Please retype the records below exactly, leaving out any pictures.

§ INFORMATION SHOWN
┌────────

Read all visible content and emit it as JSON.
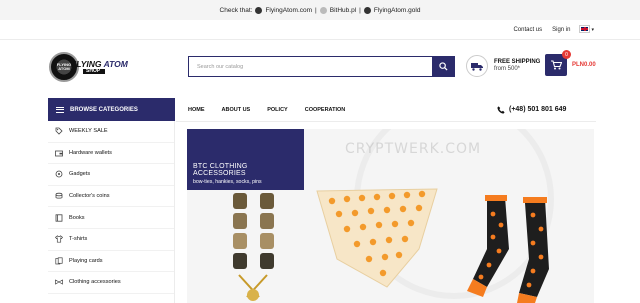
{
  "topbar": {
    "prefix": "Check that:",
    "link1": "FlyingAtom.com",
    "sep1": "|",
    "link2": "BitHub.pl",
    "sep2": "|",
    "link3": "FlyingAtom.gold"
  },
  "utilbar": {
    "contact": "Contact us",
    "signin": "Sign in"
  },
  "logo": {
    "circle_text": "FLYING ATOM",
    "word1": "FLYING",
    "word2": "ATOM",
    "shop": "SHOP"
  },
  "search": {
    "placeholder": "Search our catalog"
  },
  "shipping": {
    "title": "FREE SHIPPING",
    "subtitle": "from 500*"
  },
  "cart": {
    "count": "0",
    "total": "PLN0.00"
  },
  "nav": {
    "browse_label": "BROWSE CATEGORIES",
    "items": [
      "HOME",
      "ABOUT US",
      "POLICY",
      "COOPERATION"
    ],
    "phone": "(+48) 501 801 649"
  },
  "sidebar": {
    "items": [
      {
        "label": "WEEKLY SALE",
        "icon": "tag-icon"
      },
      {
        "label": "Hardware wallets",
        "icon": "wallet-icon"
      },
      {
        "label": "Gadgets",
        "icon": "gadget-icon"
      },
      {
        "label": "Collector's coins",
        "icon": "coins-icon"
      },
      {
        "label": "Books",
        "icon": "book-icon"
      },
      {
        "label": "T-shirts",
        "icon": "tshirt-icon"
      },
      {
        "label": "Playing cards",
        "icon": "cards-icon"
      },
      {
        "label": "Clothing accessories",
        "icon": "accessories-icon"
      }
    ]
  },
  "banner": {
    "title": "BTC CLOTHING ACCESSORIES",
    "subtitle": "bow-ties, hankies, socks, pins",
    "watermark": "CRYPTWERK.COM"
  },
  "colors": {
    "brand_navy": "#2b2b6b",
    "cart_red": "#e53935"
  }
}
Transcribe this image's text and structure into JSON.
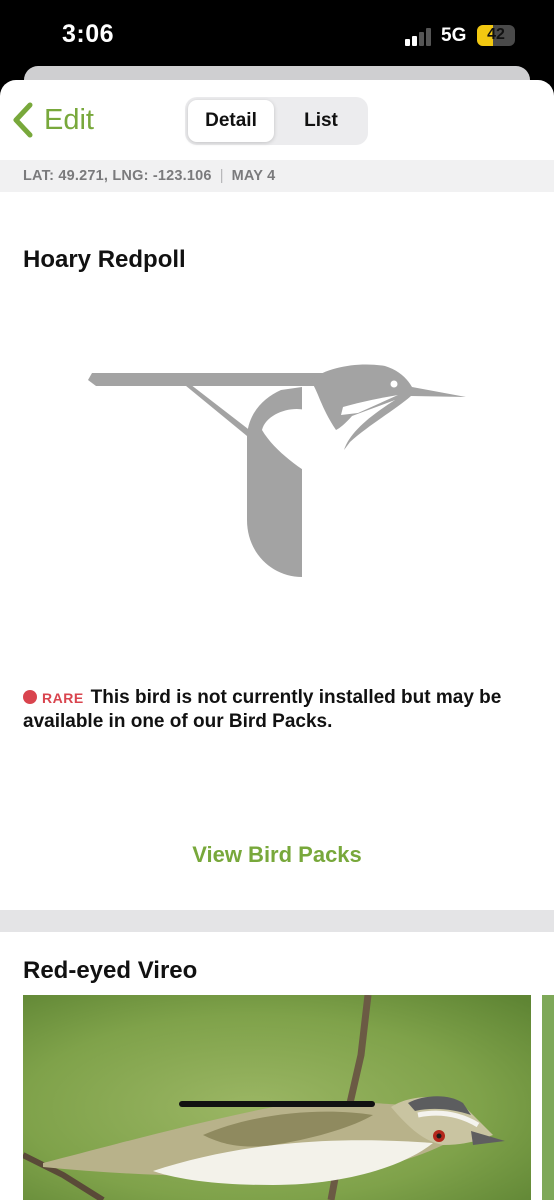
{
  "status": {
    "time": "3:06",
    "network": "5G",
    "battery": "42",
    "battery_level": 0.42
  },
  "nav": {
    "back_label": "Edit",
    "tabs": [
      {
        "label": "Detail",
        "selected": true
      },
      {
        "label": "List",
        "selected": false
      }
    ]
  },
  "location": {
    "coords": "LAT: 49.271, LNG: -123.106",
    "date": "MAY 4"
  },
  "birds": [
    {
      "name": "Hoary Redpoll",
      "image": "bird-silhouette-placeholder",
      "rarity_label": "RARE",
      "notice": "This bird is not currently installed but may be available in one of our Bird Packs.",
      "action": "View Bird Packs"
    },
    {
      "name": "Red-eyed Vireo",
      "image": "red-eyed-vireo-photo"
    }
  ],
  "colors": {
    "accent": "#78a83b",
    "rare": "#d9444e",
    "placeholder_gray": "#a3a3a3"
  }
}
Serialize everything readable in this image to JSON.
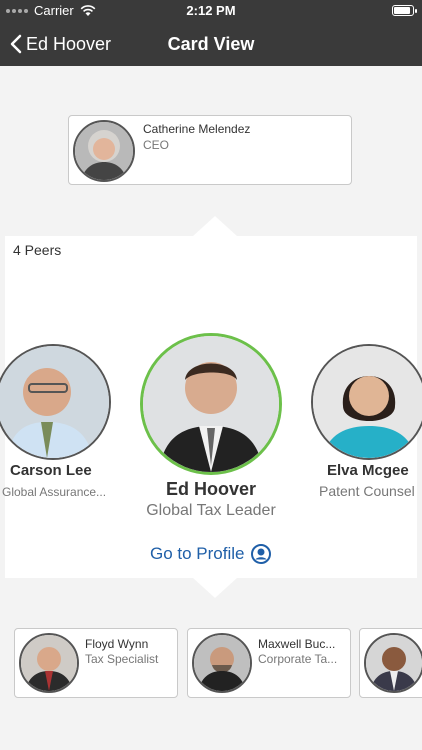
{
  "status_bar": {
    "carrier": "Carrier",
    "time": "2:12 PM",
    "battery_level": 0.95
  },
  "nav": {
    "back_label": "Ed Hoover",
    "title": "Card View"
  },
  "manager": {
    "name": "Catherine Melendez",
    "title": "CEO"
  },
  "peers": {
    "count_label": "4 Peers",
    "left": {
      "name": "Carson Lee",
      "title": "Global Assurance..."
    },
    "center": {
      "name": "Ed Hoover",
      "title": "Global Tax Leader"
    },
    "right": {
      "name": "Elva Mcgee",
      "title": "Patent Counsel"
    },
    "go_to_profile": "Go to Profile"
  },
  "reports": [
    {
      "name": "Floyd Wynn",
      "title": "Tax Specialist"
    },
    {
      "name": "Maxwell Buc...",
      "title": "Corporate Ta..."
    },
    {
      "name": "",
      "title": ""
    }
  ],
  "colors": {
    "nav_background": "#3a3a3a",
    "selected_ring": "#6cc04a",
    "link_blue": "#1f5fa8"
  }
}
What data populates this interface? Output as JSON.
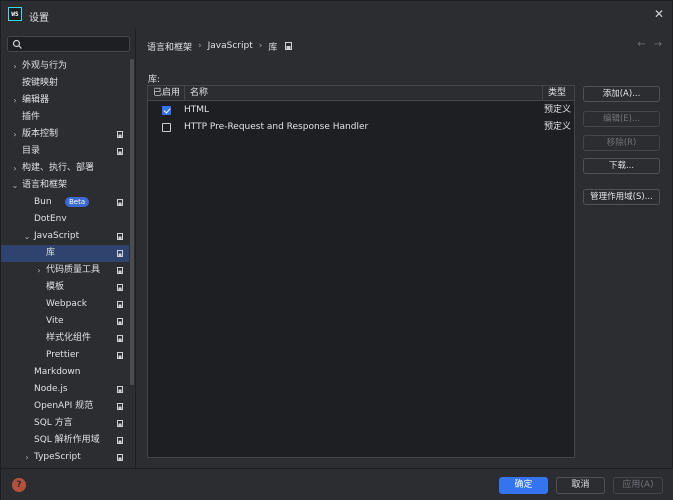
{
  "window": {
    "title": "设置",
    "app_icon_text": "WS"
  },
  "search": {
    "placeholder": ""
  },
  "sidebar": {
    "items": [
      {
        "label": "外观与行为",
        "arrow": "›",
        "badge": false
      },
      {
        "label": "按键映射",
        "arrow": "",
        "badge": false
      },
      {
        "label": "编辑器",
        "arrow": "›",
        "badge": false
      },
      {
        "label": "插件",
        "arrow": "",
        "badge": false
      },
      {
        "label": "版本控制",
        "arrow": "›",
        "badge": true
      },
      {
        "label": "目录",
        "arrow": "",
        "badge": true
      },
      {
        "label": "构建、执行、部署",
        "arrow": "›",
        "badge": false
      },
      {
        "label": "语言和框架",
        "arrow": "⌄",
        "badge": false
      },
      {
        "label": "Bun",
        "arrow": "",
        "badge": true,
        "tag": "Beta"
      },
      {
        "label": "DotEnv",
        "arrow": "",
        "badge": false
      },
      {
        "label": "JavaScript",
        "arrow": "⌄",
        "badge": true
      },
      {
        "label": "库",
        "arrow": "",
        "badge": true
      },
      {
        "label": "代码质量工具",
        "arrow": "›",
        "badge": true
      },
      {
        "label": "模板",
        "arrow": "",
        "badge": true
      },
      {
        "label": "Webpack",
        "arrow": "",
        "badge": true
      },
      {
        "label": "Vite",
        "arrow": "",
        "badge": true
      },
      {
        "label": "样式化组件",
        "arrow": "",
        "badge": true
      },
      {
        "label": "Prettier",
        "arrow": "",
        "badge": true
      },
      {
        "label": "Markdown",
        "arrow": "",
        "badge": false
      },
      {
        "label": "Node.js",
        "arrow": "",
        "badge": true
      },
      {
        "label": "OpenAPI 规范",
        "arrow": "",
        "badge": true
      },
      {
        "label": "SQL 方言",
        "arrow": "",
        "badge": true
      },
      {
        "label": "SQL 解析作用域",
        "arrow": "",
        "badge": true
      },
      {
        "label": "TypeScript",
        "arrow": "›",
        "badge": true
      }
    ]
  },
  "breadcrumb": {
    "part1": "语言和框架",
    "sep": "›",
    "part2": "JavaScript",
    "part3": "库"
  },
  "main": {
    "section_label": "库:",
    "columns": {
      "enabled": "已启用",
      "name": "名称",
      "type": "类型"
    },
    "rows": [
      {
        "enabled": true,
        "name": "HTML",
        "type": "预定义"
      },
      {
        "enabled": false,
        "name": "HTTP Pre-Request and Response Handler",
        "type": "预定义"
      }
    ],
    "buttons": {
      "add": "添加(A)...",
      "edit": "编辑(E)...",
      "remove": "移除(R)",
      "download": "下载...",
      "manage_scopes": "管理作用域(S)..."
    }
  },
  "footer": {
    "help": "?",
    "ok": "确定",
    "cancel": "取消",
    "apply": "应用(A)"
  },
  "colors": {
    "accent": "#3574f0",
    "selected_bg": "#2e436e",
    "background": "#2b2d30"
  }
}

└────────

§ ANSWER TO THIS PROBLEM
Read all visible content and emit it as JSON.
{
  "topbar": {
    "prefix": "Check that:",
    "link1": "FlyingAtom.com",
    "sep1": "|",
    "link2": "BitHub.pl",
    "sep2": "|",
    "link3": "FlyingAtom.gold"
  },
  "utilbar": {
    "contact": "Contact us",
    "signin": "Sign in"
  },
  "logo": {
    "circle_text": "FLYING ATOM",
    "word1": "FLYING",
    "word2": "ATOM",
    "shop": "SHOP"
  },
  "search": {
    "placeholder": "Search our catalog"
  },
  "shipping": {
    "title": "FREE SHIPPING",
    "subtitle": "from 500*"
  },
  "cart": {
    "count": "0",
    "total": "PLN0.00"
  },
  "nav": {
    "browse_label": "BROWSE CATEGORIES",
    "items": [
      "HOME",
      "ABOUT US",
      "POLICY",
      "COOPERATION"
    ],
    "phone": "(+48) 501 801 649"
  },
  "sidebar": {
    "items": [
      {
        "label": "WEEKLY SALE",
        "icon": "tag-icon"
      },
      {
        "label": "Hardware wallets",
        "icon": "wallet-icon"
      },
      {
        "label": "Gadgets",
        "icon": "gadget-icon"
      },
      {
        "label": "Collector's coins",
        "icon": "coins-icon"
      },
      {
        "label": "Books",
        "icon": "book-icon"
      },
      {
        "label": "T-shirts",
        "icon": "tshirt-icon"
      },
      {
        "label": "Playing cards",
        "icon": "cards-icon"
      },
      {
        "label": "Clothing accessories",
        "icon": "accessories-icon"
      }
    ]
  },
  "banner": {
    "title": "BTC CLOTHING ACCESSORIES",
    "subtitle": "bow-ties, hankies, socks, pins",
    "watermark": "CRYPTWERK.COM"
  },
  "colors": {
    "brand_navy": "#2b2b6b",
    "cart_red": "#e53935"
  }
}
Transcribe this image's text and structure into JSON.
{
  "status": {
    "time": "3:06",
    "network": "5G",
    "battery": "42",
    "battery_level": 0.42
  },
  "nav": {
    "back_label": "Edit",
    "tabs": [
      {
        "label": "Detail",
        "selected": true
      },
      {
        "label": "List",
        "selected": false
      }
    ]
  },
  "location": {
    "coords": "LAT: 49.271, LNG: -123.106",
    "date": "MAY 4"
  },
  "birds": [
    {
      "name": "Hoary Redpoll",
      "image": "bird-silhouette-placeholder",
      "rarity_label": "RARE",
      "notice": "This bird is not currently installed but may be available in one of our Bird Packs.",
      "action": "View Bird Packs"
    },
    {
      "name": "Red-eyed Vireo",
      "image": "red-eyed-vireo-photo"
    }
  ],
  "colors": {
    "accent": "#78a83b",
    "rare": "#d9444e",
    "placeholder_gray": "#a3a3a3"
  }
}
Serialize everything readable in this image to JSON.
{
  "status_bar": {
    "carrier": "Carrier",
    "time": "2:12 PM",
    "battery_level": 0.95
  },
  "nav": {
    "back_label": "Ed Hoover",
    "title": "Card View"
  },
  "manager": {
    "name": "Catherine Melendez",
    "title": "CEO"
  },
  "peers": {
    "count_label": "4 Peers",
    "left": {
      "name": "Carson Lee",
      "title": "Global Assurance..."
    },
    "center": {
      "name": "Ed Hoover",
      "title": "Global Tax Leader"
    },
    "right": {
      "name": "Elva Mcgee",
      "title": "Patent Counsel"
    },
    "go_to_profile": "Go to Profile"
  },
  "reports": [
    {
      "name": "Floyd Wynn",
      "title": "Tax Specialist"
    },
    {
      "name": "Maxwell Buc...",
      "title": "Corporate Ta..."
    },
    {
      "name": "",
      "title": ""
    }
  ],
  "colors": {
    "nav_background": "#3a3a3a",
    "selected_ring": "#6cc04a",
    "link_blue": "#1f5fa8"
  }
}
What data populates this interface? Output as JSON.
{
  "window": {
    "title": "设置",
    "app_icon_text": "WS"
  },
  "search": {
    "placeholder": ""
  },
  "sidebar": {
    "items": [
      {
        "label": "外观与行为",
        "arrow": "›",
        "badge": false
      },
      {
        "label": "按键映射",
        "arrow": "",
        "badge": false
      },
      {
        "label": "编辑器",
        "arrow": "›",
        "badge": false
      },
      {
        "label": "插件",
        "arrow": "",
        "badge": false
      },
      {
        "label": "版本控制",
        "arrow": "›",
        "badge": true
      },
      {
        "label": "目录",
        "arrow": "",
        "badge": true
      },
      {
        "label": "构建、执行、部署",
        "arrow": "›",
        "badge": false
      },
      {
        "label": "语言和框架",
        "arrow": "⌄",
        "badge": false
      },
      {
        "label": "Bun",
        "arrow": "",
        "badge": true,
        "tag": "Beta"
      },
      {
        "label": "DotEnv",
        "arrow": "",
        "badge": false
      },
      {
        "label": "JavaScript",
        "arrow": "⌄",
        "badge": true
      },
      {
        "label": "库",
        "arrow": "",
        "badge": true
      },
      {
        "label": "代码质量工具",
        "arrow": "›",
        "badge": true
      },
      {
        "label": "模板",
        "arrow": "",
        "badge": true
      },
      {
        "label": "Webpack",
        "arrow": "",
        "badge": true
      },
      {
        "label": "Vite",
        "arrow": "",
        "badge": true
      },
      {
        "label": "样式化组件",
        "arrow": "",
        "badge": true
      },
      {
        "label": "Prettier",
        "arrow": "",
        "badge": true
      },
      {
        "label": "Markdown",
        "arrow": "",
        "badge": false
      },
      {
        "label": "Node.js",
        "arrow": "",
        "badge": true
      },
      {
        "label": "OpenAPI 规范",
        "arrow": "",
        "badge": true
      },
      {
        "label": "SQL 方言",
        "arrow": "",
        "badge": true
      },
      {
        "label": "SQL 解析作用域",
        "arrow": "",
        "badge": true
      },
      {
        "label": "TypeScript",
        "arrow": "›",
        "badge": true
      }
    ]
  },
  "breadcrumb": {
    "part1": "语言和框架",
    "sep": "›",
    "part2": "JavaScript",
    "part3": "库"
  },
  "main": {
    "section_label": "库:",
    "columns": {
      "enabled": "已启用",
      "name": "名称",
      "type": "类型"
    },
    "rows": [
      {
        "enabled": true,
        "name": "HTML",
        "type": "预定义"
      },
      {
        "enabled": false,
        "name": "HTTP Pre-Request and Response Handler",
        "type": "预定义"
      }
    ],
    "buttons": {
      "add": "添加(A)...",
      "edit": "编辑(E)...",
      "remove": "移除(R)",
      "download": "下载...",
      "manage_scopes": "管理作用域(S)..."
    }
  },
  "footer": {
    "help": "?",
    "ok": "确定",
    "cancel": "取消",
    "apply": "应用(A)"
  },
  "colors": {
    "accent": "#3574f0",
    "selected_bg": "#2e436e",
    "background": "#2b2d30"
  }
}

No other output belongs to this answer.